The problem: List all the lines in these records that hold "условия".

Input:

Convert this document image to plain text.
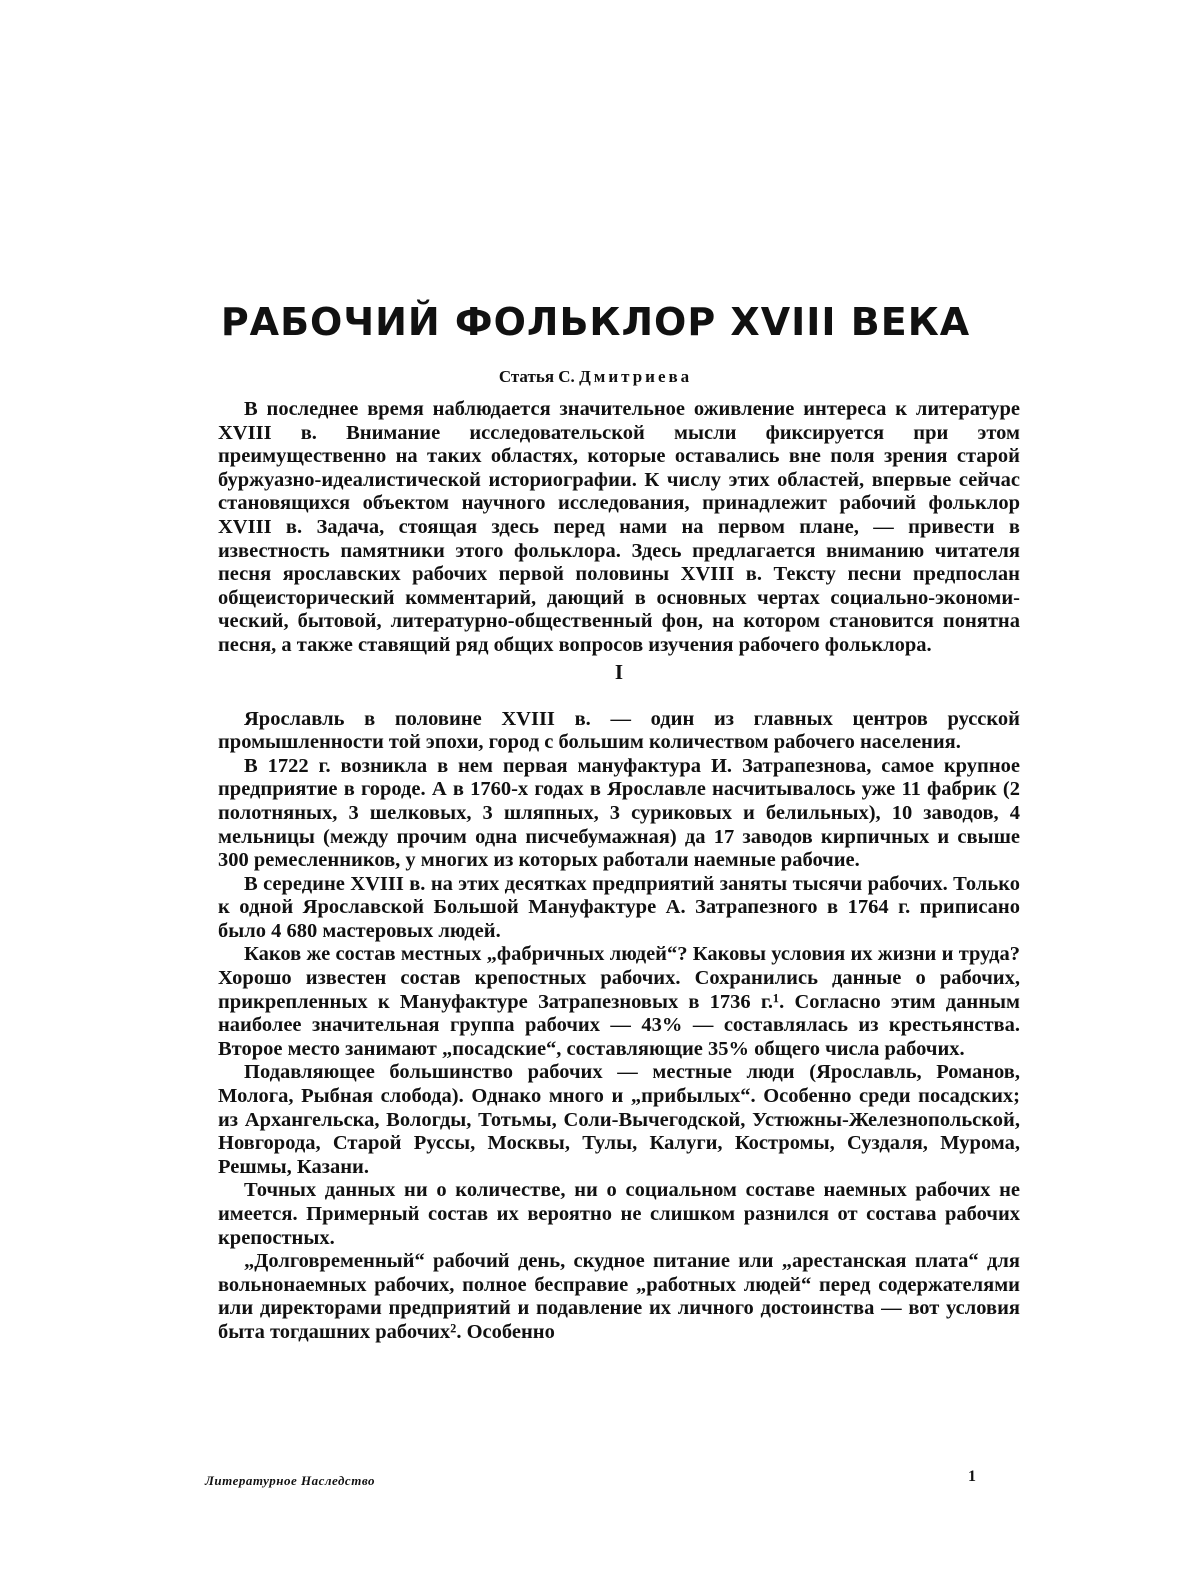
РАБОЧИЙ ФОЛЬКЛОР XVIII ВЕКА
Статья С. Дмитриева

В последнее время наблюдается значительное оживление интереса к литературе XVIII в. Внимание исследовательской мысли фиксируется при этом преимущественно на таких областях, которые оставались вне поля зрения старой буржуазно-идеалистической историографии. К числу этих областей, впервые сейчас становящихся объектом научного исследования, принадлежит рабочий фольклор XVIII в. Задача, стоящая здесь перед нами на первом плане, — привести в известность памятники этого фольклора. Здесь предлагается вниманию читателя песня ярославских рабочих первой половины XVIII в. Тексту песни предпослан общеисторический комментарий, дающий в основных чертах социально-экономический, бытовой, литературно-общественный фон, на котором становится понятна песня, а также ставящий ряд общих вопросов изучения рабочего фольклора.

I

Ярославль в половине XVIII в. — один из главных центров русской промышленности той эпохи, город с большим количеством рабочего населения.

В 1722 г. возникла в нем первая мануфактура И. Затрапезнова, самое крупное предприятие в городе. А в 1760-х годах в Ярославле насчитывалось уже 11 фабрик (2 полотняных, 3 шелковых, 3 шляпных, 3 суриковых и белильных), 10 заводов, 4 мельницы (между прочим одна писчебумажная) да 17 заводов кирпичных и свыше 300 ремесленников, у многих из которых работали наемные рабочие.

В середине XVIII в. на этих десятках предприятий заняты тысячи рабочих. Только к одной Ярославской Большой Мануфактуре А. Затрапезного в 1764 г. приписано было 4 680 мастеровых людей.

Каков же состав местных „фабричных людей“? Каковы условия их жизни и труда? Хорошо известен состав крепостных рабочих. Сохранились данные о рабочих, прикрепленных к Мануфактуре Затрапезновых в 1736 г.¹. Согласно этим данным наиболее значительная группа рабочих — 43% — составлялась из крестьянства. Второе место занимают „посадские“, составляющие 35% общего числа рабочих.

Подавляющее большинство рабочих — местные люди (Ярославль, Романов, Молога, Рыбная слобода). Однако много и „прибылых“. Особенно среди посадских; из Архангельска, Вологды, Тотьмы, Соли-Вычегодской, Устюжны-Железнопольской, Новгорода, Старой Руссы, Москвы, Тулы, Калуги, Костромы, Суздаля, Мурома, Решмы, Казани.

Точных данных ни о количестве, ни о социальном составе наемных рабочих не имеется. Примерный состав их вероятно не слишком разнился от состава рабочих крепостных.

„Долговременный“ рабочий день, скудное питание или „арестанская плата“ для вольнонаемных рабочих, полное бесправие „работных людей“ перед содержателями или директорами предприятий и подавление их личного достоинства — вот условия быта тогдашних рабочих². Особенно

Литературное Наследство	1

Solution:
Каков же состав местных „фабричных людей“? Каковы условия их жизни и труда? Хорошо известен состав крепостных рабочих. Сохранились данные о рабочих, прикрепленных к Мануфактуре Затрапезновых в 1736 г.¹. Согласно этим данным наиболее значительная группа рабочих — 43% — составлялась из крестьянства. Второе место занимают „посадские“, составляющие 35% общего числа рабочих.
„Долговременный“ рабочий день, скудное питание или „арестанская плата“ для вольнонаемных рабочих, полное бесправие „работных людей“ перед содержателями или директорами предприятий и подавление их личного достоинства — вот условия быта тогдашних рабочих². Особенно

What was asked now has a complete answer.